• **Material to process**:
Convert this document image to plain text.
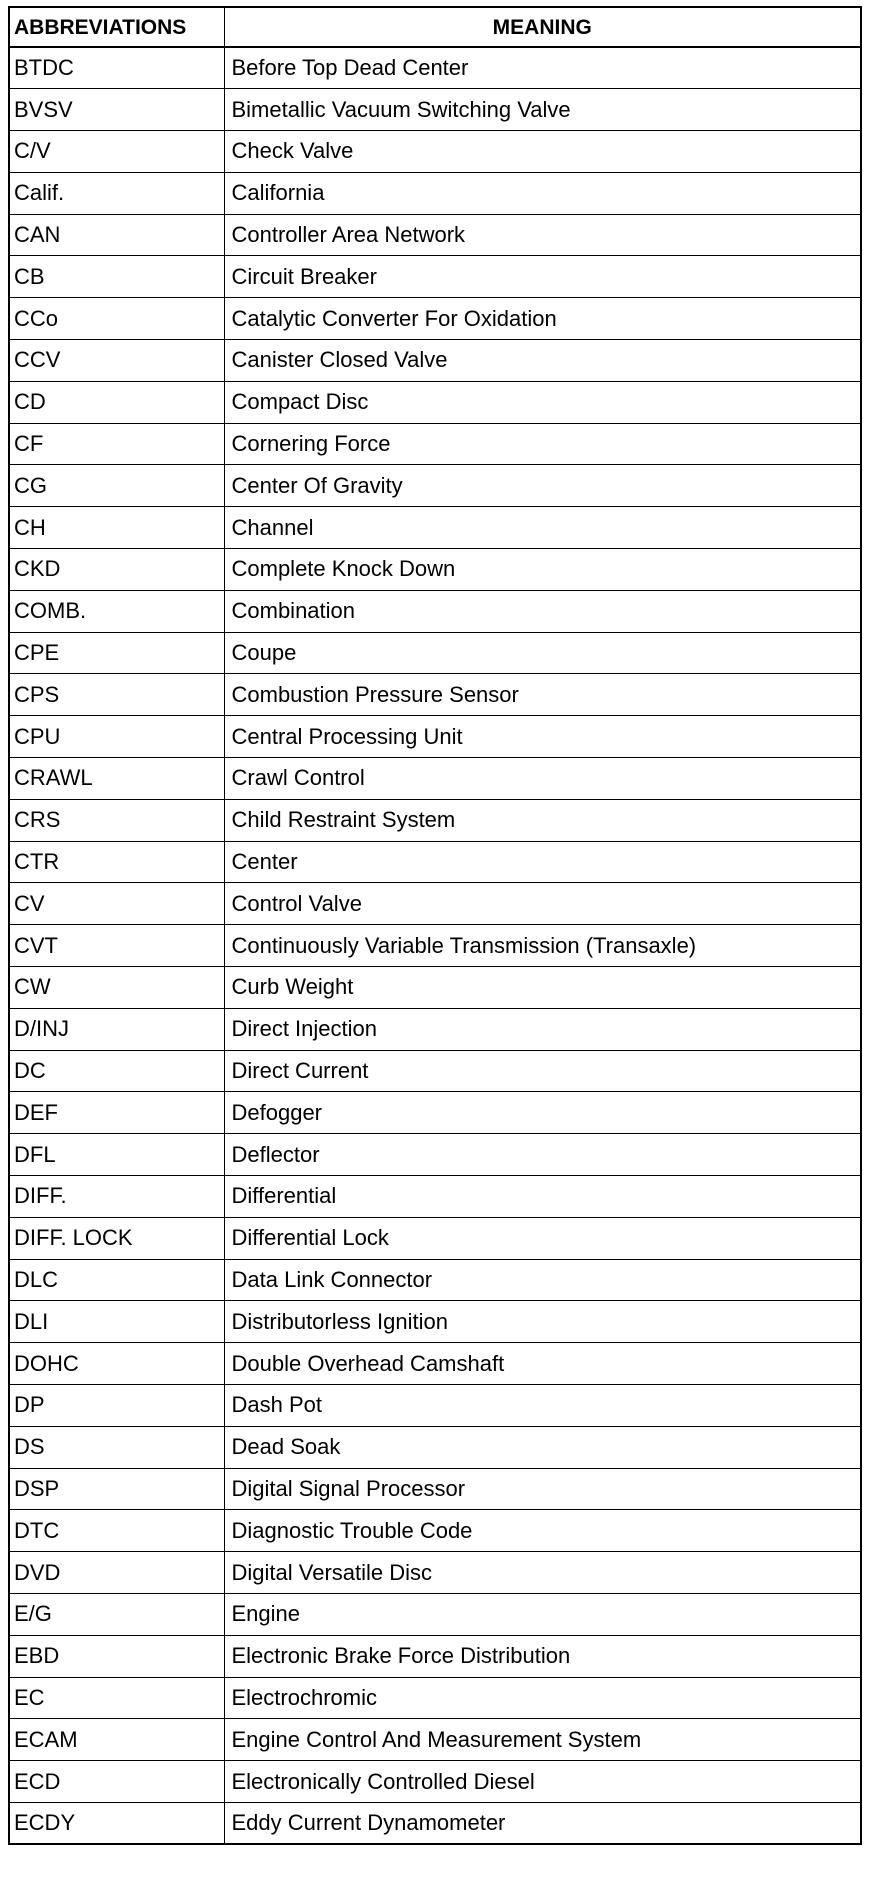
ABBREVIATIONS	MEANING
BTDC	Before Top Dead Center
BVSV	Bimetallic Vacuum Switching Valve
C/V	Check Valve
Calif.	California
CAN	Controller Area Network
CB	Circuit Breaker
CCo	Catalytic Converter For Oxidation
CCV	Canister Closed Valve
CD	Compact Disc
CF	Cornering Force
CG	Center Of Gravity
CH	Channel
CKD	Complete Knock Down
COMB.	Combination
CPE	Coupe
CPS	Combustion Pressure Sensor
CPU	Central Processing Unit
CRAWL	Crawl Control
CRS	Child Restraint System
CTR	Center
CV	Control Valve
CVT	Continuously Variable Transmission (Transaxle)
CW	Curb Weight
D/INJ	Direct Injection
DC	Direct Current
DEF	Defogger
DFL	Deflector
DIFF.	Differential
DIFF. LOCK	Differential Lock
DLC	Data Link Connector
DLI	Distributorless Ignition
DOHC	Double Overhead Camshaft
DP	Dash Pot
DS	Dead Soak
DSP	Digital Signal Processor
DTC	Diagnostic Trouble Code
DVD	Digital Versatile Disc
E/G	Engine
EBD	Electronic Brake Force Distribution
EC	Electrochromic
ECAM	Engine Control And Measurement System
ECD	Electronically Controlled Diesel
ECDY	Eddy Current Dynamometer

• **The problem**: All of the entries need to be transcribed word for word; pictures are left out.

• **Finished task**:
Convert this document image to plain text.
ABBREVIATIONS	MEANING
BTDC	Before Top Dead Center
BVSV	Bimetallic Vacuum Switching Valve
C/V	Check Valve
Calif.	California
CAN	Controller Area Network
CB	Circuit Breaker
CCo	Catalytic Converter For Oxidation
CCV	Canister Closed Valve
CD	Compact Disc
CF	Cornering Force
CG	Center Of Gravity
CH	Channel
CKD	Complete Knock Down
COMB.	Combination
CPE	Coupe
CPS	Combustion Pressure Sensor
CPU	Central Processing Unit
CRAWL	Crawl Control
CRS	Child Restraint System
CTR	Center
CV	Control Valve
CVT	Continuously Variable Transmission (Transaxle)
CW	Curb Weight
D/INJ	Direct Injection
DC	Direct Current
DEF	Defogger
DFL	Deflector
DIFF.	Differential
DIFF. LOCK	Differential Lock
DLC	Data Link Connector
DLI	Distributorless Ignition
DOHC	Double Overhead Camshaft
DP	Dash Pot
DS	Dead Soak
DSP	Digital Signal Processor
DTC	Diagnostic Trouble Code
DVD	Digital Versatile Disc
E/G	Engine
EBD	Electronic Brake Force Distribution
EC	Electrochromic
ECAM	Engine Control And Measurement System
ECD	Electronically Controlled Diesel
ECDY	Eddy Current Dynamometer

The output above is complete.